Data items
◆ ◆ ◆ ◆

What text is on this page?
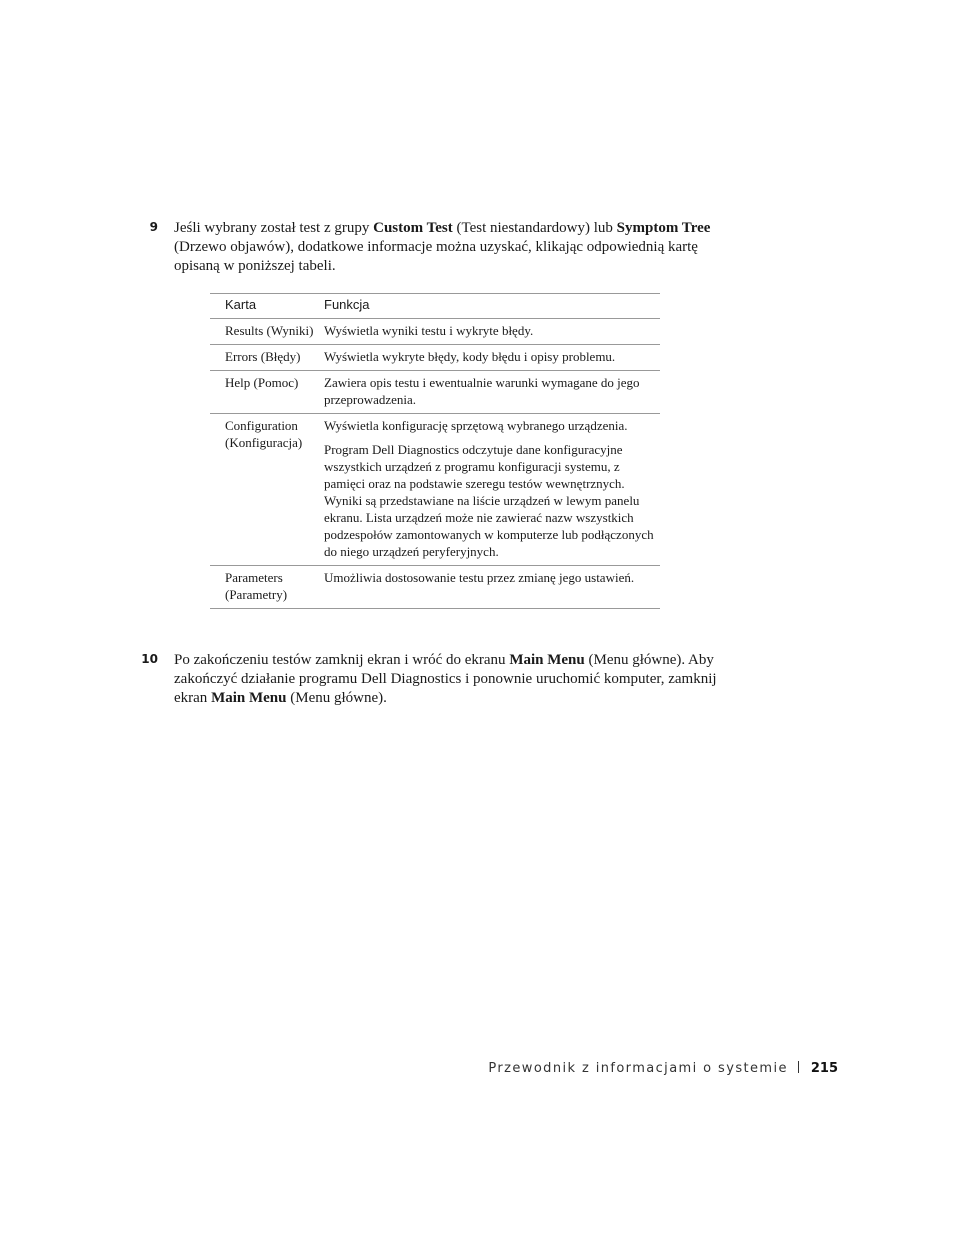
9 Jeśli wybrany został test z grupy Custom Test (Test niestandardowy) lub Symptom Tree (Drzewo objawów), dodatkowe informacje można uzyskać, klikając odpowiednią kartę opisaną w poniższej tabeli.
Karta	Funkcja
Results (Wyniki)	Wyświetla wyniki testu i wykryte błędy.

Errors (Błędy)	Wyświetla wykryte błędy, kody błędu i opisy problemu.

Help (Pomoc)	Zawiera opis testu i ewentualnie warunki wymagane do jego przeprowadzenia.

Configuration (Konfiguracja)	Wyświetla konfigurację sprzętową wybranego urządzenia.

Program Dell Diagnostics odczytuje dane konfiguracyjne wszystkich urządzeń z programu konfiguracji systemu, z pamięci oraz na podstawie szeregu testów wewnętrznych. Wyniki są przedstawiane na liście urządzeń w lewym panelu ekranu. Lista urządzeń może nie zawierać nazw wszystkich podzespołów zamontowanych w komputerze lub podłączonych do niego urządzeń peryferyjnych.

Parameters (Parametry)	Umożliwia dostosowanie testu przez zmianę jego ustawień.

10 Po zakończeniu testów zamknij ekran i wróć do ekranu Main Menu (Menu główne). Aby zakończyć działanie programu Dell Diagnostics i ponownie uruchomić komputer, zamknij ekran Main Menu (Menu główne).
Przewodnik z informacjami o systemie 215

◆ ◆ ◆ ◆

Scan the material above. Copy each line where "programu" occurs.

Program Dell Diagnostics odczytuje dane konfiguracyjne wszystkich urządzeń z programu konfiguracji systemu, z pamięci oraz na podstawie szeregu testów wewnętrznych. Wyniki są przedstawiane na liście urządzeń w lewym panelu ekranu. Lista urządzeń może nie zawierać nazw wszystkich podzespołów zamontowanych w komputerze lub podłączonych do niego urządzeń peryferyjnych.
10 Po zakończeniu testów zamknij ekran i wróć do ekranu Main Menu (Menu główne). Aby zakończyć działanie programu Dell Diagnostics i ponownie uruchomić komputer, zamknij ekran Main Menu (Menu główne).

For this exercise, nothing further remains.